Written task: Copy every line of the material below word for word.

Records for this exercise:
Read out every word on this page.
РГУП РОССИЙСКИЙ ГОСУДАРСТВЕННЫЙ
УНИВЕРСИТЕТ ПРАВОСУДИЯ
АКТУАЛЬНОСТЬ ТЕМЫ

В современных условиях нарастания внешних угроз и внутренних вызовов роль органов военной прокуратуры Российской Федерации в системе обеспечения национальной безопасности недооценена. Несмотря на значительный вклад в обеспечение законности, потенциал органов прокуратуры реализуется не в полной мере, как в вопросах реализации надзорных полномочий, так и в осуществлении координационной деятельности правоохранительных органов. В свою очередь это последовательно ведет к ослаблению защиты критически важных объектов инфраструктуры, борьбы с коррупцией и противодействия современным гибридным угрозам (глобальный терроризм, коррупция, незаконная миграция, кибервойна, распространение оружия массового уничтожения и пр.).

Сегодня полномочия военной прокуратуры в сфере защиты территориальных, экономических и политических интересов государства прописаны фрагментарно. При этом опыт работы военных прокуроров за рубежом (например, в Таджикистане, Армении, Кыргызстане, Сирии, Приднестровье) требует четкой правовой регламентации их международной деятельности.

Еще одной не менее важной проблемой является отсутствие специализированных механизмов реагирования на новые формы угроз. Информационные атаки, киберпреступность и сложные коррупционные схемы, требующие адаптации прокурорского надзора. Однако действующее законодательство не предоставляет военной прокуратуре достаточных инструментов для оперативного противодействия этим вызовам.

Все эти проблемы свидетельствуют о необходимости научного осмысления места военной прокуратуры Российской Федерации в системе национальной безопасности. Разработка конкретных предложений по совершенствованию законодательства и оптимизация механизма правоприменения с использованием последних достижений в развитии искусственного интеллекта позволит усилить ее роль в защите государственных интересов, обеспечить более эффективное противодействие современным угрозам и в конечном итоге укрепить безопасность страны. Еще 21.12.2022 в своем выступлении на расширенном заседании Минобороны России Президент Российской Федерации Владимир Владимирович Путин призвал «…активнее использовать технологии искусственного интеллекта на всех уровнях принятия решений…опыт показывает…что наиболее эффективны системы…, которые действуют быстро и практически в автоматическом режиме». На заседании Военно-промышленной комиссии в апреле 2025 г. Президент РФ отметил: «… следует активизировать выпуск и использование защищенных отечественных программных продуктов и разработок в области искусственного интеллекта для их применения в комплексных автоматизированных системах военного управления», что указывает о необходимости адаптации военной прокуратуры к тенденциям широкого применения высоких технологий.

Exercise output:
Read out every word on this page.
РГУП РОССИЙСКИЙ ГОСУДАРСТВЕННЫЙ
УНИВЕРСИТЕТ ПРАВОСУДИЯ
АКТУАЛЬНОСТЬ ТЕМЫ

В современных условиях нарастания внешних угроз и внутренних вызовов роль органов военной прокуратуры Российской Федерации в системе обеспечения национальной безопасности недооценена. Несмотря на значительный вклад в обеспечение законности, потенциал органов прокуратуры реализуется не в полной мере, как в вопросах реализации надзорных полномочий, так и в осуществлении координационной деятельности правоохранительных органов. В свою очередь это последовательно ведет к ослаблению защиты критически важных объектов инфраструктуры, борьбы с коррупцией и противодействия современным гибридным угрозам (глобальный терроризм, коррупция, незаконная миграция, кибервойна, распространение оружия массового уничтожения и пр.).

Сегодня полномочия военной прокуратуры в сфере защиты территориальных, экономических и политических интересов государства прописаны фрагментарно. При этом опыт работы военных прокуроров за рубежом (например, в Таджикистане, Армении, Кыргызстане, Сирии, Приднестровье) требует четкой правовой регламентации их международной деятельности.

Еще одной не менее важной проблемой является отсутствие специализированных механизмов реагирования на новые формы угроз. Информационные атаки, киберпреступность и сложные коррупционные схемы, требующие адаптации прокурорского надзора. Однако действующее законодательство не предоставляет военной прокуратуре достаточных инструментов для оперативного противодействия этим вызовам.

Все эти проблемы свидетельствуют о необходимости научного осмысления места военной прокуратуры Российской Федерации в системе национальной безопасности. Разработка конкретных предложений по совершенствованию законодательства и оптимизация механизма правоприменения с использованием последних достижений в развитии искусственного интеллекта позволит усилить ее роль в защите государственных интересов, обеспечить более эффективное противодействие современным угрозам и в конечном итоге укрепить безопасность страны. Еще 21.12.2022 в своем выступлении на расширенном заседании Минобороны России Президент Российской Федерации Владимир Владимирович Путин призвал «…активнее использовать технологии искусственного интеллекта на всех уровнях принятия решений…опыт показывает…что наиболее эффективны системы…, которые действуют быстро и практически в автоматическом режиме». На заседании Военно-промышленной комиссии в апреле 2025 г. Президент РФ отметил: «… следует активизировать выпуск и использование защищенных отечественных программных продуктов и разработок в области искусственного интеллекта для их применения в комплексных автоматизированных системах военного управления», что указывает о необходимости адаптации военной прокуратуры к тенденциям широкого применения высоких технологий.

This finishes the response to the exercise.